In the records below, change "at most 100 elements" to "no more than 100 elements" and reproduce them with nothing else altered. Leave out the pictures.

_ _ _

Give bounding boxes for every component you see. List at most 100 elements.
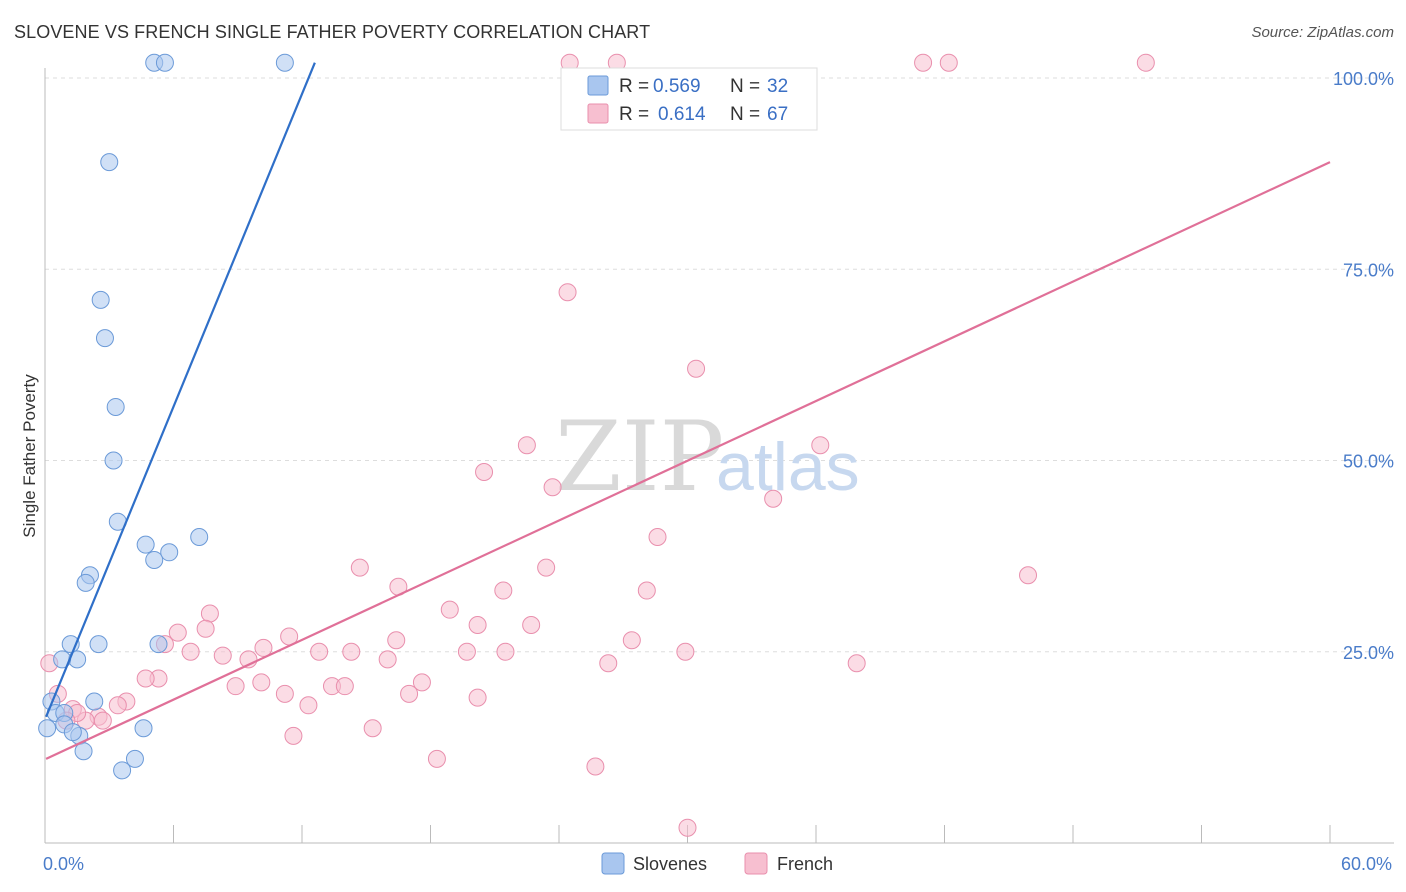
legend-r-label-french: R = [619,104,649,125]
point-french [378,650,397,669]
legend-r-value-slovenes: 0.569 [653,76,701,97]
watermark-atlas: atlas [716,429,860,505]
y-axis-label: Single Father Poverty [20,374,39,538]
point-french [181,642,200,661]
watermark-zip: ZIP [555,401,724,513]
point-slovenes [136,535,155,554]
point-french [350,558,369,577]
point-french [811,436,830,455]
point-french [387,631,406,650]
point-french [310,642,329,661]
point-french [468,615,487,634]
point-slovenes [38,719,57,738]
trend-layer [45,62,1331,760]
legend-n-label-slovenes: N = [730,76,760,97]
point-slovenes [76,573,95,592]
point-slovenes [91,290,110,309]
watermark: ZIP atlas [555,401,860,513]
point-french [558,283,577,302]
point-french [687,359,706,378]
point-french [226,677,245,696]
point-french [196,619,215,638]
point-slovenes [134,719,153,738]
y-tick-label: 25.0% [1343,643,1394,663]
point-french [494,581,513,600]
trend-line-slovenes [45,62,316,718]
point-slovenes [106,397,125,416]
point-slovenes [89,635,108,654]
point-french [1019,566,1038,585]
point-french [475,462,494,481]
x-tick-label-start: 0.0% [43,854,84,874]
point-slovenes [190,528,209,546]
series-legend: Slovenes French [601,852,833,875]
point-french [586,757,605,776]
point-slovenes [155,53,174,72]
point-slovenes [95,329,114,348]
point-slovenes [113,761,132,780]
y-tick-label: 50.0% [1343,452,1394,472]
legend-swatch-slovenes [587,75,609,96]
point-french [537,558,556,577]
trend-line-french [45,161,1331,760]
point-slovenes [100,153,119,172]
series-legend-label-french: French [777,854,833,874]
point-slovenes [160,543,179,562]
point-french [400,684,419,703]
point-french [1136,53,1155,72]
axes-layer [44,68,1394,844]
point-french [200,604,219,623]
point-french [108,696,127,715]
point-french [678,818,697,837]
point-french [299,696,318,715]
point-french [847,654,866,673]
point-french [637,581,656,600]
series-legend-label-slovenes: Slovenes [633,854,707,874]
point-french [412,673,431,692]
point-french [599,654,618,673]
grid-layer [45,77,1394,653]
point-slovenes [149,635,168,654]
chart-source: Source: ZipAtlas.com [1251,24,1394,41]
point-slovenes [104,451,123,470]
point-french [914,53,933,72]
point-french [440,600,459,619]
y-tick-label: 75.0% [1343,260,1394,280]
point-slovenes [74,742,93,761]
point-french [457,642,476,661]
point-french [136,669,155,688]
point-french [764,489,783,508]
series-legend-swatch-slovenes [601,852,625,875]
point-french [93,711,112,730]
point-french [468,688,487,707]
point-french [622,631,641,650]
point-french [363,719,382,738]
legend-n-value-slovenes: 32 [767,76,788,97]
point-french [648,528,667,546]
legend-r-label-slovenes: R = [619,76,649,97]
legend-n-value-french: 67 [767,104,788,125]
point-french [342,642,361,661]
point-french [517,436,536,455]
point-slovenes [145,550,164,569]
legend-swatch-french [587,103,609,124]
point-french [676,642,695,661]
point-french [427,749,446,768]
point-french [335,677,354,696]
point-french [275,684,294,703]
point-french [522,615,541,634]
point-slovenes [85,692,104,711]
series-legend-swatch-french [744,852,768,875]
point-french [254,638,273,657]
point-french [252,673,271,692]
point-slovenes [275,53,294,72]
correlation-legend: R = 0.569 N = 32 R = 0.614 N = 67 [560,67,818,131]
point-french [939,53,958,72]
point-slovenes [63,723,82,742]
x-tick-label-end: 60.0% [1341,854,1392,874]
point-french [213,646,232,665]
point-french [543,478,562,497]
point-slovenes [125,749,144,768]
legend-r-value-french: 0.614 [658,104,706,125]
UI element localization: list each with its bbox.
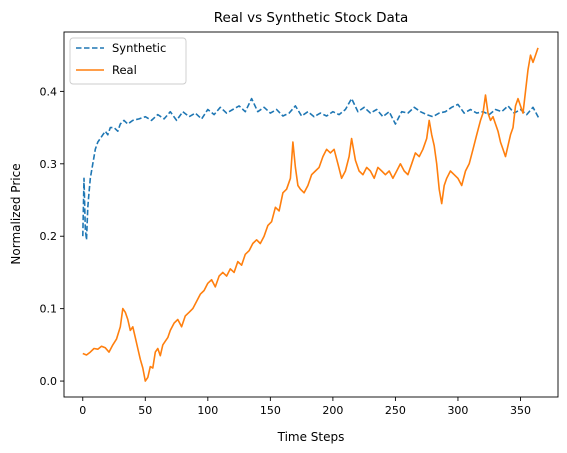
x-tick-label: 350	[510, 404, 531, 417]
y-tick-label: 0.2	[40, 230, 58, 243]
chart-title: Real vs Synthetic Stock Data	[214, 10, 409, 26]
x-tick-label: 100	[197, 404, 218, 417]
x-tick-label: 150	[260, 404, 281, 417]
plot-area-frame	[63, 31, 559, 398]
x-axis-ticks: 0 50 100 150 200 250 300 350	[79, 397, 531, 417]
x-tick-label: 300	[447, 404, 468, 417]
legend-label-real: Real	[112, 63, 137, 77]
x-tick-label: 250	[385, 404, 406, 417]
x-tick-label: 200	[322, 404, 343, 417]
legend: Synthetic Real	[69, 37, 187, 85]
legend-label-synthetic: Synthetic	[112, 41, 166, 55]
x-tick-label: 0	[79, 404, 86, 417]
legend-box	[69, 37, 187, 85]
x-axis-label: Time Steps	[277, 430, 345, 444]
y-axis-ticks: 0.0 0.1 0.2 0.3 0.4	[40, 85, 64, 388]
y-tick-label: 0.0	[40, 375, 58, 388]
y-tick-label: 0.1	[40, 303, 58, 316]
plot-series	[82, 47, 540, 382]
y-tick-label: 0.4	[40, 85, 58, 98]
x-tick-label: 50	[138, 404, 152, 417]
y-axis-label: Normalized Price	[9, 163, 23, 264]
series-line-real	[82, 47, 539, 382]
series-line-synthetic	[82, 97, 540, 241]
y-tick-label: 0.3	[40, 158, 58, 171]
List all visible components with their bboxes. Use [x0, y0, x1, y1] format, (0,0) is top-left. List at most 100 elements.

_ _ _

**ANSWER TO THIS TASK**
Give bounding boxes for every component you see. List no more than 100 elements.
legend-r-label-french: R = [619,104,649,125]
point-french [378,650,397,669]
legend-r-value-slovenes: 0.569 [653,76,701,97]
watermark-atlas: atlas [716,429,860,505]
y-axis-label: Single Father Poverty [20,374,39,538]
point-french [181,642,200,661]
watermark-zip: ZIP [555,401,724,513]
point-slovenes [136,535,155,554]
point-french [350,558,369,577]
point-french [811,436,830,455]
point-french [387,631,406,650]
point-french [310,642,329,661]
point-french [468,615,487,634]
point-slovenes [38,719,57,738]
trend-layer [45,62,1331,760]
legend-n-label-slovenes: N = [730,76,760,97]
point-slovenes [76,573,95,592]
point-slovenes [91,290,110,309]
watermark: ZIP atlas [555,401,860,513]
point-french [558,283,577,302]
point-french [687,359,706,378]
point-french [226,677,245,696]
point-french [196,619,215,638]
point-slovenes [134,719,153,738]
y-tick-label: 25.0% [1343,643,1394,663]
point-french [494,581,513,600]
trend-line-slovenes [45,62,316,718]
point-slovenes [106,397,125,416]
point-slovenes [89,635,108,654]
point-french [1019,566,1038,585]
point-french [475,462,494,481]
x-tick-label-start: 0.0% [43,854,84,874]
point-slovenes [190,528,209,546]
series-legend: Slovenes French [601,852,833,875]
point-french [586,757,605,776]
point-slovenes [155,53,174,72]
point-slovenes [95,329,114,348]
point-slovenes [113,761,132,780]
y-tick-label: 50.0% [1343,452,1394,472]
legend-swatch-slovenes [587,75,609,96]
point-french [537,558,556,577]
trend-line-french [45,161,1331,760]
point-slovenes [100,153,119,172]
series-legend-label-french: French [777,854,833,874]
point-slovenes [160,543,179,562]
point-french [400,684,419,703]
point-french [1136,53,1155,72]
axes-layer [44,68,1394,844]
point-french [200,604,219,623]
point-french [108,696,127,715]
point-french [678,818,697,837]
point-french [299,696,318,715]
point-french [847,654,866,673]
point-french [637,581,656,600]
series-legend-label-slovenes: Slovenes [633,854,707,874]
point-french [412,673,431,692]
point-french [599,654,618,673]
grid-layer [45,77,1394,653]
point-slovenes [149,635,168,654]
chart-source: Source: ZipAtlas.com [1251,24,1394,41]
point-slovenes [104,451,123,470]
point-french [914,53,933,72]
point-french [440,600,459,619]
y-tick-label: 75.0% [1343,260,1394,280]
point-slovenes [74,742,93,761]
point-french [457,642,476,661]
point-french [136,669,155,688]
point-french [764,489,783,508]
series-legend-swatch-slovenes [601,852,625,875]
point-french [93,711,112,730]
point-french [468,688,487,707]
point-french [622,631,641,650]
point-french [363,719,382,738]
legend-n-value-slovenes: 32 [767,76,788,97]
point-french [648,528,667,546]
legend-r-label-slovenes: R = [619,76,649,97]
legend-n-value-french: 67 [767,104,788,125]
point-french [342,642,361,661]
point-french [517,436,536,455]
point-slovenes [145,550,164,569]
legend-swatch-french [587,103,609,124]
point-french [676,642,695,661]
point-french [427,749,446,768]
point-french [335,677,354,696]
point-french [275,684,294,703]
point-french [522,615,541,634]
point-slovenes [85,692,104,711]
series-legend-swatch-french [744,852,768,875]
point-french [254,638,273,657]
point-french [252,673,271,692]
point-slovenes [275,53,294,72]
correlation-legend: R = 0.569 N = 32 R = 0.614 N = 67 [560,67,818,131]
point-french [939,53,958,72]
point-slovenes [63,723,82,742]
x-tick-label-end: 60.0% [1341,854,1392,874]
point-french [213,646,232,665]
point-french [543,478,562,497]
point-slovenes [125,749,144,768]
legend-r-value-french: 0.614 [658,104,706,125]
UI element localization: list each with its bbox.
x-tick-label: 350	[510, 404, 531, 417]
y-tick-label: 0.2	[40, 230, 58, 243]
chart-title: Real vs Synthetic Stock Data	[214, 10, 409, 26]
x-tick-label: 100	[197, 404, 218, 417]
x-tick-label: 150	[260, 404, 281, 417]
plot-area-frame	[63, 31, 559, 398]
x-axis-ticks: 0 50 100 150 200 250 300 350	[79, 397, 531, 417]
x-tick-label: 300	[447, 404, 468, 417]
legend-label-real: Real	[112, 63, 137, 77]
x-tick-label: 250	[385, 404, 406, 417]
x-tick-label: 200	[322, 404, 343, 417]
legend: Synthetic Real	[69, 37, 187, 85]
legend-label-synthetic: Synthetic	[112, 41, 166, 55]
x-tick-label: 0	[79, 404, 86, 417]
legend-box	[69, 37, 187, 85]
x-axis-label: Time Steps	[277, 430, 345, 444]
y-axis-ticks: 0.0 0.1 0.2 0.3 0.4	[40, 85, 64, 388]
y-tick-label: 0.0	[40, 375, 58, 388]
y-tick-label: 0.1	[40, 303, 58, 316]
plot-series	[82, 47, 540, 382]
y-tick-label: 0.4	[40, 85, 58, 98]
x-tick-label: 50	[138, 404, 152, 417]
y-axis-label: Normalized Price	[9, 163, 23, 264]
series-line-real	[82, 47, 539, 382]
series-line-synthetic	[82, 97, 540, 241]
y-tick-label: 0.3	[40, 158, 58, 171]
List all visible components with their bboxes. Use [x0, y0, x1, y1] format, (0,0) is top-left. List no more than 100 elements.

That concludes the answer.